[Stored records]
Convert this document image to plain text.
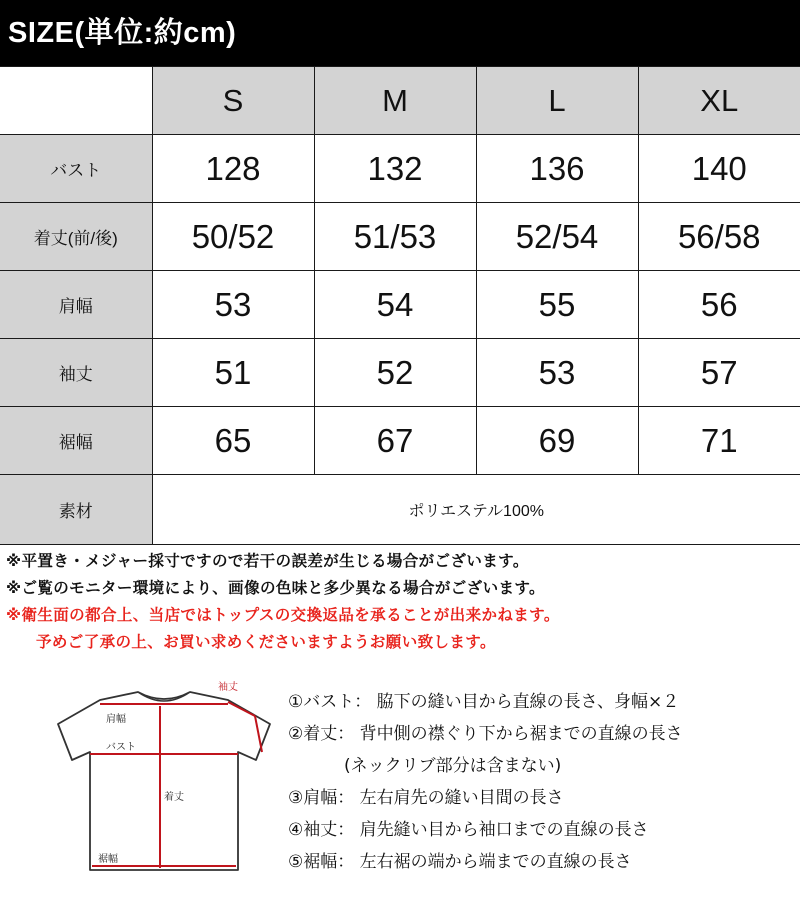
SIZE(単位:約cm)
	S	M	L	XL
バスト	128	132	136	140
着丈(前/後)	50/52	51/53	52/54	56/58
肩幅	53	54	55	56
袖丈	51	52	53	57
裾幅	65	67	69	71
素材	ポリエステル100%			
※平置き・メジャー採寸ですので若干の誤差が生じる場合がございます。
※ご覧のモニター環境により、画像の色味と多少異なる場合がございます。
※衛生面の都合上、当店ではトップスの交換返品を承ることが出来かねます。
予めご了承の上、お買い求めくださいますようお願い致します。
肩幅
バスト
着丈
裾幅
袖丈
①バスト： 脇下の縫い目から直線の長さ、身幅×２
②着丈： 背中側の襟ぐり下から裾までの直線の長さ
(ネックリブ部分は含まない)
③肩幅： 左右肩先の縫い目間の長さ
④袖丈： 肩先縫い目から袖口までの直線の長さ
⑤裾幅： 左右裾の端から端までの直線の長さ
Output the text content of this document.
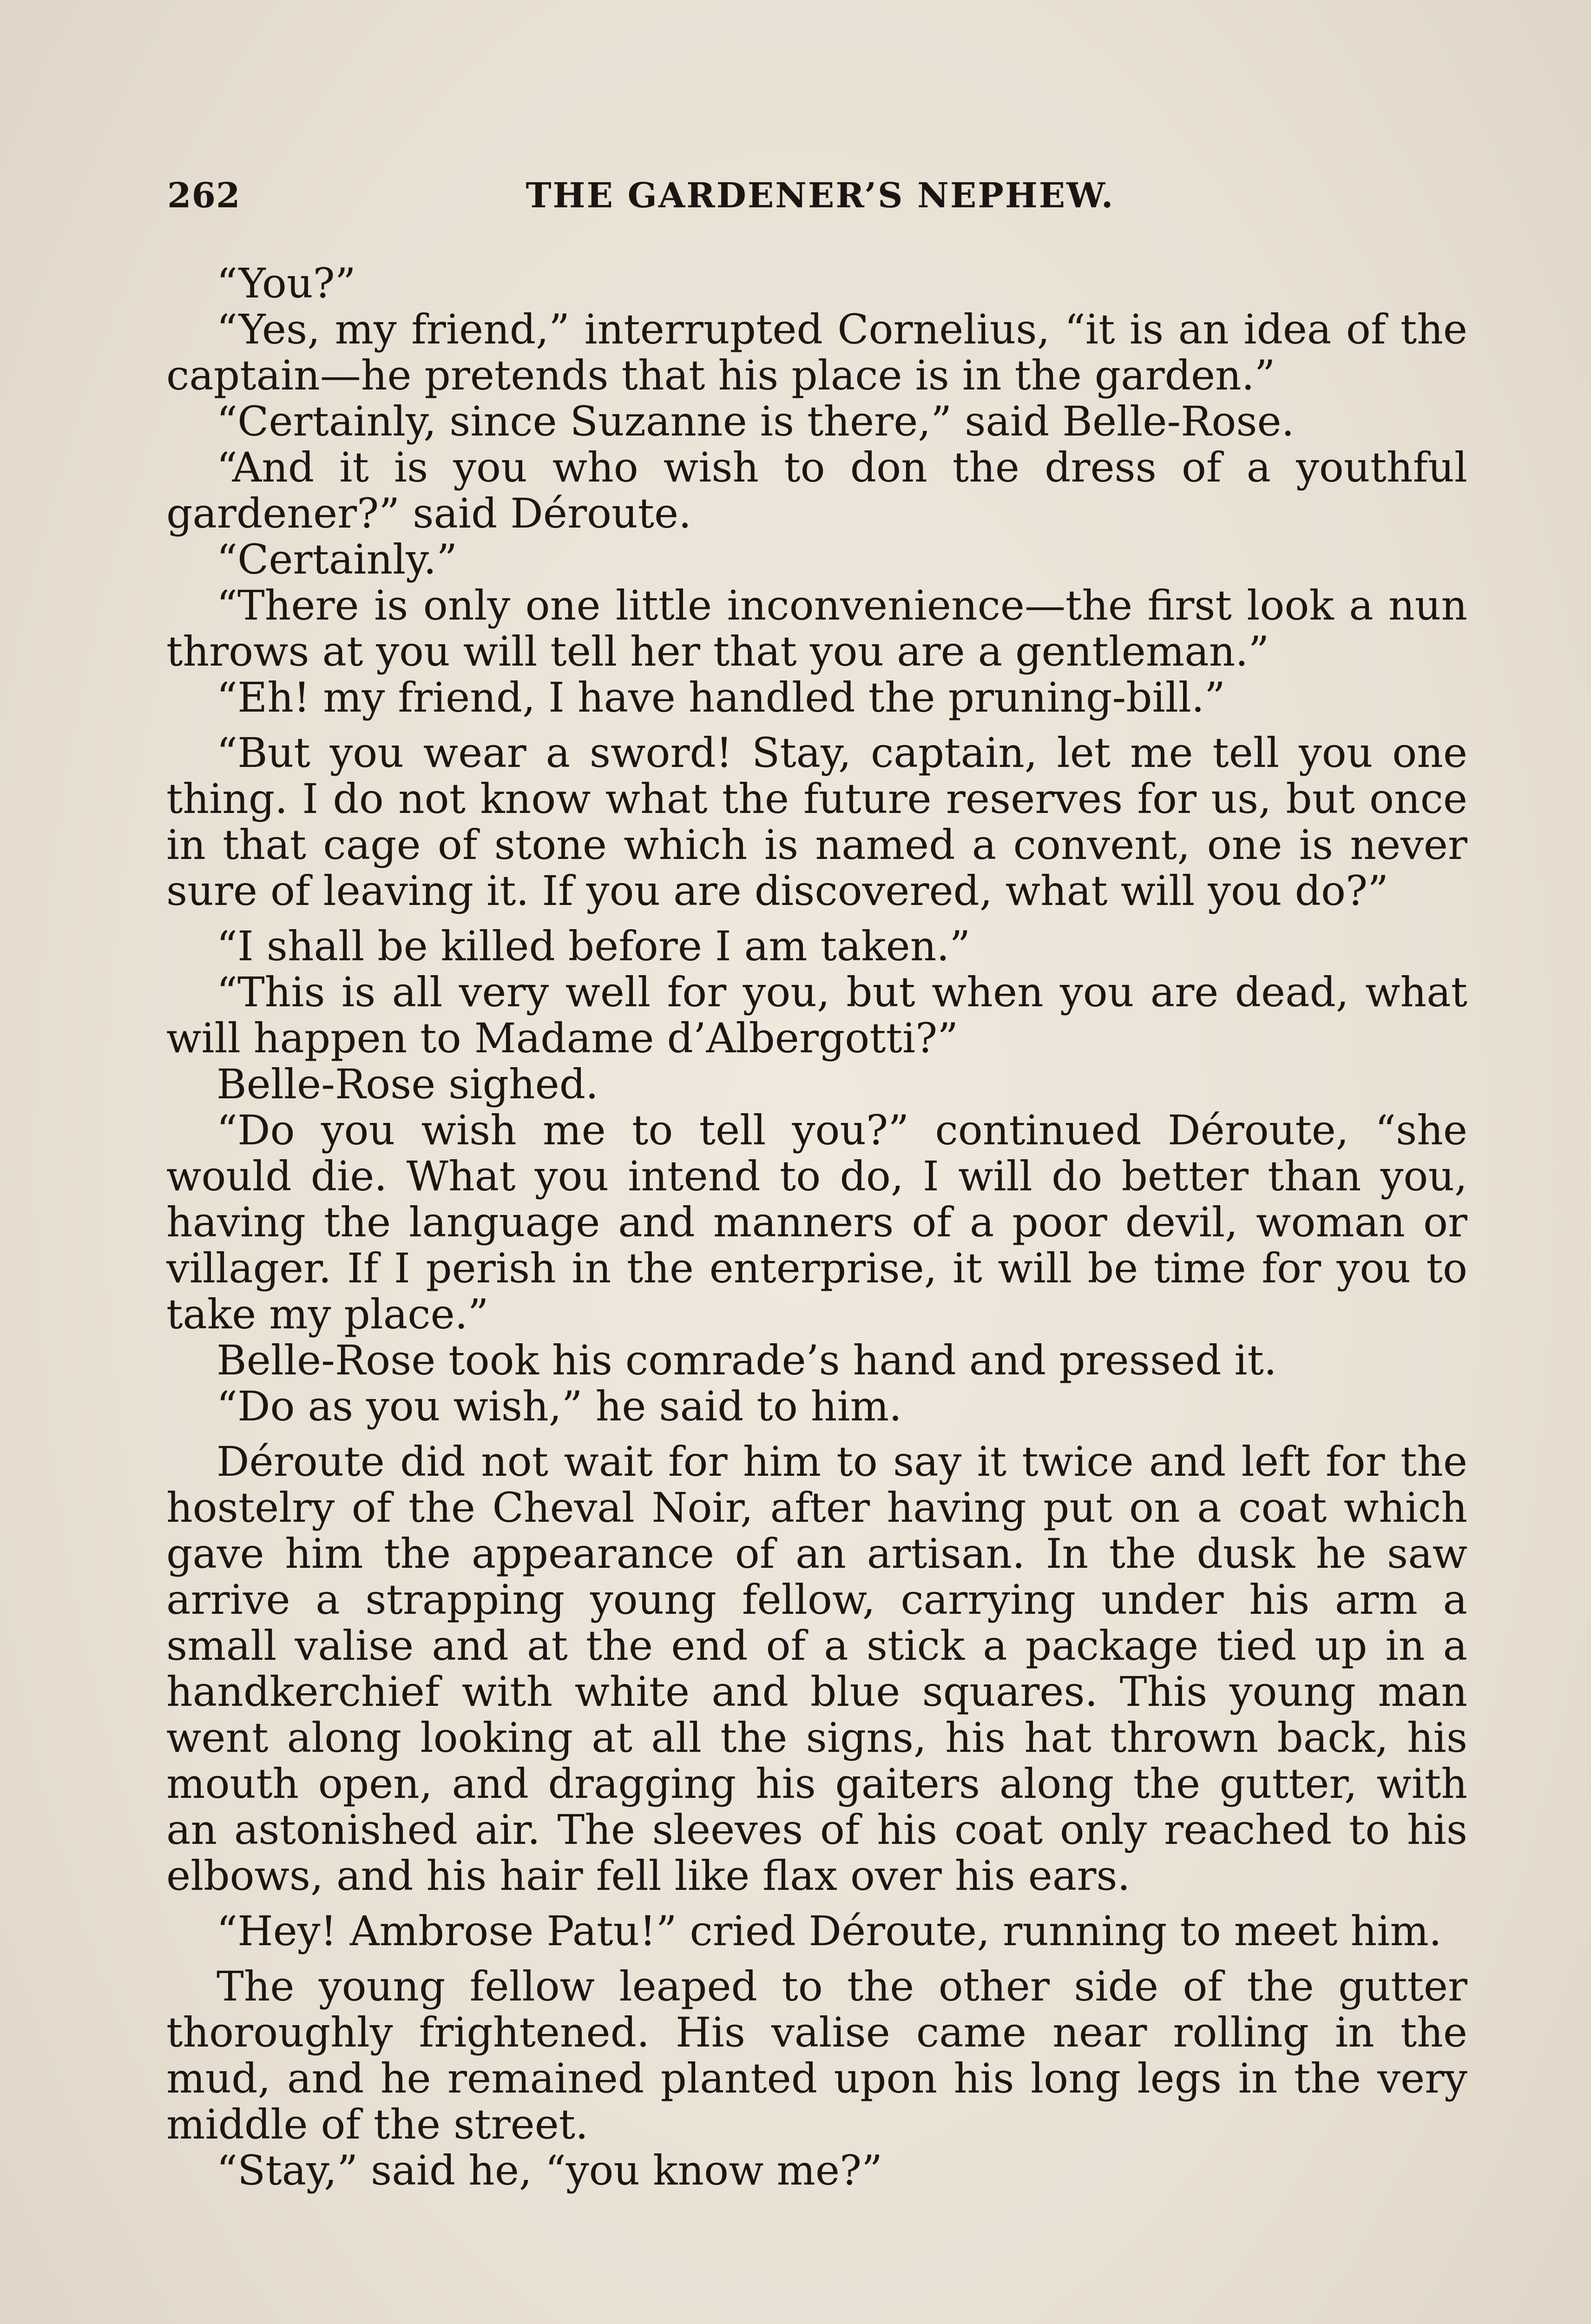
262	THE GARDENER’S NEPHEW.

“You?”

“Yes, my friend,” interrupted Cornelius, “it is an idea of the captain—he pretends that his place is in the garden.”

“Certainly, since Suzanne is there,” said Belle-Rose.

“And it is you who wish to don the dress of a youthful gardener?” said Déroute.

“Certainly.”

“There is only one little inconvenience—the first look a nun throws at you will tell her that you are a gentleman.”

“Eh! my friend, I have handled the pruning-bill.”

“But you wear a sword! Stay, captain, let me tell you one thing. I do not know what the future reserves for us, but once in that cage of stone which is named a convent, one is never sure of leaving it. If you are discovered, what will you do?”

“I shall be killed before I am taken.”

“This is all very well for you, but when you are dead, what will happen to Madame d’Albergotti?”

Belle-Rose sighed.

“Do you wish me to tell you?” continued Déroute, “she would die. What you intend to do, I will do better than you, having the language and manners of a poor devil, woman or villager. If I perish in the enterprise, it will be time for you to take my place.”

Belle-Rose took his comrade’s hand and pressed it.

“Do as you wish,” he said to him.

Déroute did not wait for him to say it twice and left for the hostelry of the Cheval Noir, after having put on a coat which gave him the appearance of an artisan. In the dusk he saw arrive a strapping young fellow, carrying under his arm a small valise and at the end of a stick a package tied up in a handkerchief with white and blue squares. This young man went along looking at all the signs, his hat thrown back, his mouth open, and dragging his gaiters along the gutter, with an astonished air. The sleeves of his coat only reached to his elbows, and his hair fell like flax over his ears.

“Hey! Ambrose Patu!” cried Déroute, running to meet him.

The young fellow leaped to the other side of the gutter thoroughly frightened. His valise came near rolling in the mud, and he remained planted upon his long legs in the very middle of the street.

“Stay,” said he, “you know me?”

Exercise - Write the full listing out again with every line unchanged, but include no pictures.

Finished task -
Convert this document image to plain text.
SIZE(単位:約cm)
	S	M	L	XL
バスト	128	132	136	140
着丈(前/後)	50/52	51/53	52/54	56/58
肩幅	53	54	55	56
袖丈	51	52	53	57
裾幅	65	67	69	71
素材	ポリエステル100%			
※平置き・メジャー採寸ですので若干の誤差が生じる場合がございます。
※ご覧のモニター環境により、画像の色味と多少異なる場合がございます。
※衛生面の都合上、当店ではトップスの交換返品を承ることが出来かねます。
予めご了承の上、お買い求めくださいますようお願い致します。
肩幅
バスト
着丈
裾幅
袖丈
①バスト： 脇下の縫い目から直線の長さ、身幅×２
②着丈： 背中側の襟ぐり下から裾までの直線の長さ
(ネックリブ部分は含まない)
③肩幅： 左右肩先の縫い目間の長さ
④袖丈： 肩先縫い目から袖口までの直線の長さ
⑤裾幅： 左右裾の端から端までの直線の長さ
Output the text content of this document.
262	THE GARDENER’S NEPHEW.

“You?”

“Yes, my friend,” interrupted Cornelius, “it is an idea of the captain—he pretends that his place is in the garden.”

“Certainly, since Suzanne is there,” said Belle-Rose.

“And it is you who wish to don the dress of a youthful gardener?” said Déroute.

“Certainly.”

“There is only one little inconvenience—the first look a nun throws at you will tell her that you are a gentleman.”

“Eh! my friend, I have handled the pruning-bill.”

“But you wear a sword! Stay, captain, let me tell you one thing. I do not know what the future reserves for us, but once in that cage of stone which is named a convent, one is never sure of leaving it. If you are discovered, what will you do?”

“I shall be killed before I am taken.”

“This is all very well for you, but when you are dead, what will happen to Madame d’Albergotti?”

Belle-Rose sighed.

“Do you wish me to tell you?” continued Déroute, “she would die. What you intend to do, I will do better than you, having the language and manners of a poor devil, woman or villager. If I perish in the enterprise, it will be time for you to take my place.”

Belle-Rose took his comrade’s hand and pressed it.

“Do as you wish,” he said to him.

Déroute did not wait for him to say it twice and left for the hostelry of the Cheval Noir, after having put on a coat which gave him the appearance of an artisan. In the dusk he saw arrive a strapping young fellow, carrying under his arm a small valise and at the end of a stick a package tied up in a handkerchief with white and blue squares. This young man went along looking at all the signs, his hat thrown back, his mouth open, and dragging his gaiters along the gutter, with an astonished air. The sleeves of his coat only reached to his elbows, and his hair fell like flax over his ears.

“Hey! Ambrose Patu!” cried Déroute, running to meet him.

The young fellow leaped to the other side of the gutter thoroughly frightened. His valise came near rolling in the mud, and he remained planted upon his long legs in the very middle of the street.

“Stay,” said he, “you know me?”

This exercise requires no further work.